» **Exercise directions**: Pull out all lines from the listing below in which the word "числе" appears.

(Records from a data collection)

**********

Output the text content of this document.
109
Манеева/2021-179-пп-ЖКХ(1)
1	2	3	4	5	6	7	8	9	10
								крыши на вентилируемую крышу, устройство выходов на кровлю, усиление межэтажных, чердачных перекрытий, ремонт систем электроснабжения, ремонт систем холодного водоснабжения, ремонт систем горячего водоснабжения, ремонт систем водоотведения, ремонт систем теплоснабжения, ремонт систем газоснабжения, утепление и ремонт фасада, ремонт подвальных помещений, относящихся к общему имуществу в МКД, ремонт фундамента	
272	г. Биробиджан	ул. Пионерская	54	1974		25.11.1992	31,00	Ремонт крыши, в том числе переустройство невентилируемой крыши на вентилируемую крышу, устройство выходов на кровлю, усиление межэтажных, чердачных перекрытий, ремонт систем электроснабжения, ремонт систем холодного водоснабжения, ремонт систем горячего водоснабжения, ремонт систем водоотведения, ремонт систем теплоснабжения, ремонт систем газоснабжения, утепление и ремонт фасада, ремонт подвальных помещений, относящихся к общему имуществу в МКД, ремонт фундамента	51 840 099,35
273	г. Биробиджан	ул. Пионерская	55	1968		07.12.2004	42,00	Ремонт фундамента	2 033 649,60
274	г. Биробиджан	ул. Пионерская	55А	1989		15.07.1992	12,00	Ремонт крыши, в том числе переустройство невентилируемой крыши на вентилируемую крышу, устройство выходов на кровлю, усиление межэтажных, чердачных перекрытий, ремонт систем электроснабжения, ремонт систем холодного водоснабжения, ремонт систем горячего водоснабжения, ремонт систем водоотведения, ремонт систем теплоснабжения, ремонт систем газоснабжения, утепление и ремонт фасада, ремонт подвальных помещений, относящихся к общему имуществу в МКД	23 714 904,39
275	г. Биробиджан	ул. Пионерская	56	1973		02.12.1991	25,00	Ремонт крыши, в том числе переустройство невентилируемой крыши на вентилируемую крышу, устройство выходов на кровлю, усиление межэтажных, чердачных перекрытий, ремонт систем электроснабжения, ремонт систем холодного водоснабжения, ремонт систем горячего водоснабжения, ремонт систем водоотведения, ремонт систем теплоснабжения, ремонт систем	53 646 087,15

**********

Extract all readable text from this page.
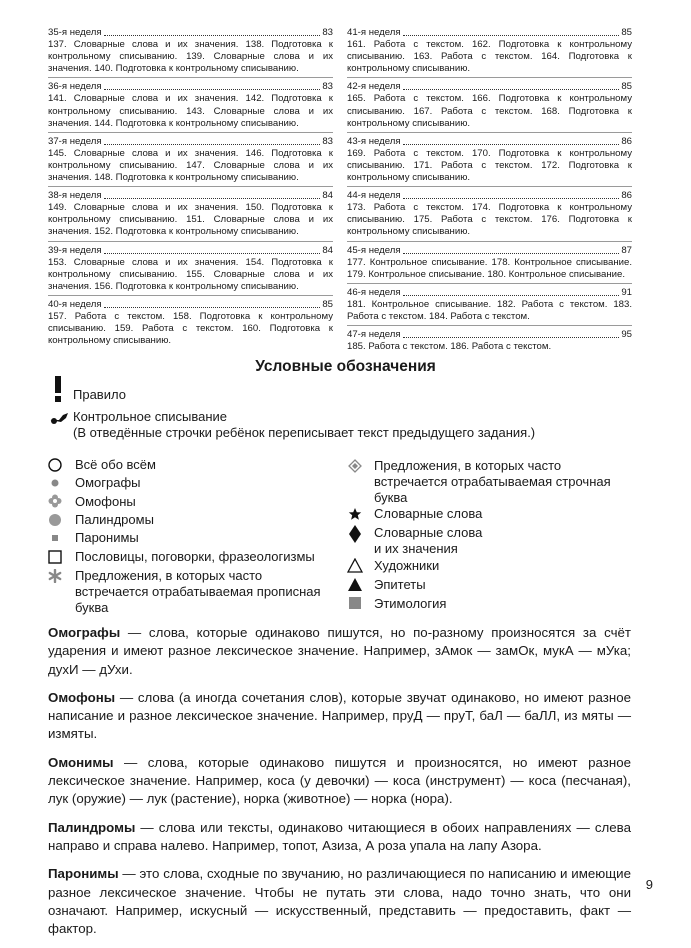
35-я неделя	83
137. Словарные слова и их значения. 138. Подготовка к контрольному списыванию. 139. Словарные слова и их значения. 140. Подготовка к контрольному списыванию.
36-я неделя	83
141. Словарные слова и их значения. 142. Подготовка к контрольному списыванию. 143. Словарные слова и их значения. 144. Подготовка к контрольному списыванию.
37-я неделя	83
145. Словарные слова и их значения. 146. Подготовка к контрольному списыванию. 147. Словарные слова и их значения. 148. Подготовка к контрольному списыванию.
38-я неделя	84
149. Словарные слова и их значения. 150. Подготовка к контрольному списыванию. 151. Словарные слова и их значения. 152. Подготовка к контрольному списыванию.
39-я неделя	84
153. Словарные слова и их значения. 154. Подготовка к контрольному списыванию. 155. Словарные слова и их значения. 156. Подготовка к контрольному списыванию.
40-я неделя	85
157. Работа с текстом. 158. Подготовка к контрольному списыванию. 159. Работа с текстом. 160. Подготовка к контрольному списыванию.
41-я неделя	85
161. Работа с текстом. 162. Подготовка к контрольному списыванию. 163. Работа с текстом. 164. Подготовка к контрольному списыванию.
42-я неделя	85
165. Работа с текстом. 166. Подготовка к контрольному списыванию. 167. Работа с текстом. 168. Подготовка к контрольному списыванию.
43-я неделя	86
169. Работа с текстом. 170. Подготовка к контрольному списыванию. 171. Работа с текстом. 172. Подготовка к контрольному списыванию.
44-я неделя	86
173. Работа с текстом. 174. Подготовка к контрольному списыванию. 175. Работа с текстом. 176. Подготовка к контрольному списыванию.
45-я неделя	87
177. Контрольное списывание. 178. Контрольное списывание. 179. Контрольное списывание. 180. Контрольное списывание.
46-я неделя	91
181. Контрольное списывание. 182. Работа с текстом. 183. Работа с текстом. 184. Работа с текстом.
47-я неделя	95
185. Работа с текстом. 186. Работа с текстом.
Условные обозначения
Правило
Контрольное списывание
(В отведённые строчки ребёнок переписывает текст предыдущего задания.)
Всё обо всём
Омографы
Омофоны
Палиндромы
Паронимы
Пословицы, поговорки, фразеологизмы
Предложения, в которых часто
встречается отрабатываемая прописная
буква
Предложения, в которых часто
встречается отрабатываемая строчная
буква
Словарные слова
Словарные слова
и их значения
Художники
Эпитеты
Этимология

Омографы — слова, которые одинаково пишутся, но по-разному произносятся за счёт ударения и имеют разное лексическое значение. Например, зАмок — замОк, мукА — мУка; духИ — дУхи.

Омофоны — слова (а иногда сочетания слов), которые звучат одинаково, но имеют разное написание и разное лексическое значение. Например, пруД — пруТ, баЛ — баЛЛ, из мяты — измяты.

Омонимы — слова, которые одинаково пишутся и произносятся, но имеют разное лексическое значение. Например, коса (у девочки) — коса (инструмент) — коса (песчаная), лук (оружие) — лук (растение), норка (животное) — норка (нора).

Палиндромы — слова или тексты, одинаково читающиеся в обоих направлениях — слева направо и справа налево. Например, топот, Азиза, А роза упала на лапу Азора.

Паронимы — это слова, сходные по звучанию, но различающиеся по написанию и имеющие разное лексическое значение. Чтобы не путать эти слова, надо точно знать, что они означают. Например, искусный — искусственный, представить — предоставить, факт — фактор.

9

**********

» **Task output**:
272	г. Биробиджан	ул. Пионерская	54	1974		25.11.1992	31,00	Ремонт крыши, в том числе переустройство невентилируемой крыши на вентилируемую крышу, устройство выходов на кровлю, усиление межэтажных, чердачных перекрытий, ремонт систем электроснабжения, ремонт систем холодного водоснабжения, ремонт систем горячего водоснабжения, ремонт систем водоотведения, ремонт систем теплоснабжения, ремонт систем газоснабжения, утепление и ремонт фасада, ремонт подвальных помещений, относящихся к общему имуществу в МКД, ремонт фундамента	51 840 099,35
274	г. Биробиджан	ул. Пионерская	55А	1989		15.07.1992	12,00	Ремонт крыши, в том числе переустройство невентилируемой крыши на вентилируемую крышу, устройство выходов на кровлю, усиление межэтажных, чердачных перекрытий, ремонт систем электроснабжения, ремонт систем холодного водоснабжения, ремонт систем горячего водоснабжения, ремонт систем водоотведения, ремонт систем теплоснабжения, ремонт систем газоснабжения, утепление и ремонт фасада, ремонт подвальных помещений, относящихся к общему имуществу в МКД	23 714 904,39
275	г. Биробиджан	ул. Пионерская	56	1973		02.12.1991	25,00	Ремонт крыши, в том числе переустройство невентилируемой крыши на вентилируемую крышу, устройство выходов на кровлю, усиление межэтажных, чердачных перекрытий, ремонт систем электроснабжения, ремонт систем холодного водоснабжения, ремонт систем горячего водоснабжения, ремонт систем водоотведения, ремонт систем теплоснабжения, ремонт систем	53 646 087,15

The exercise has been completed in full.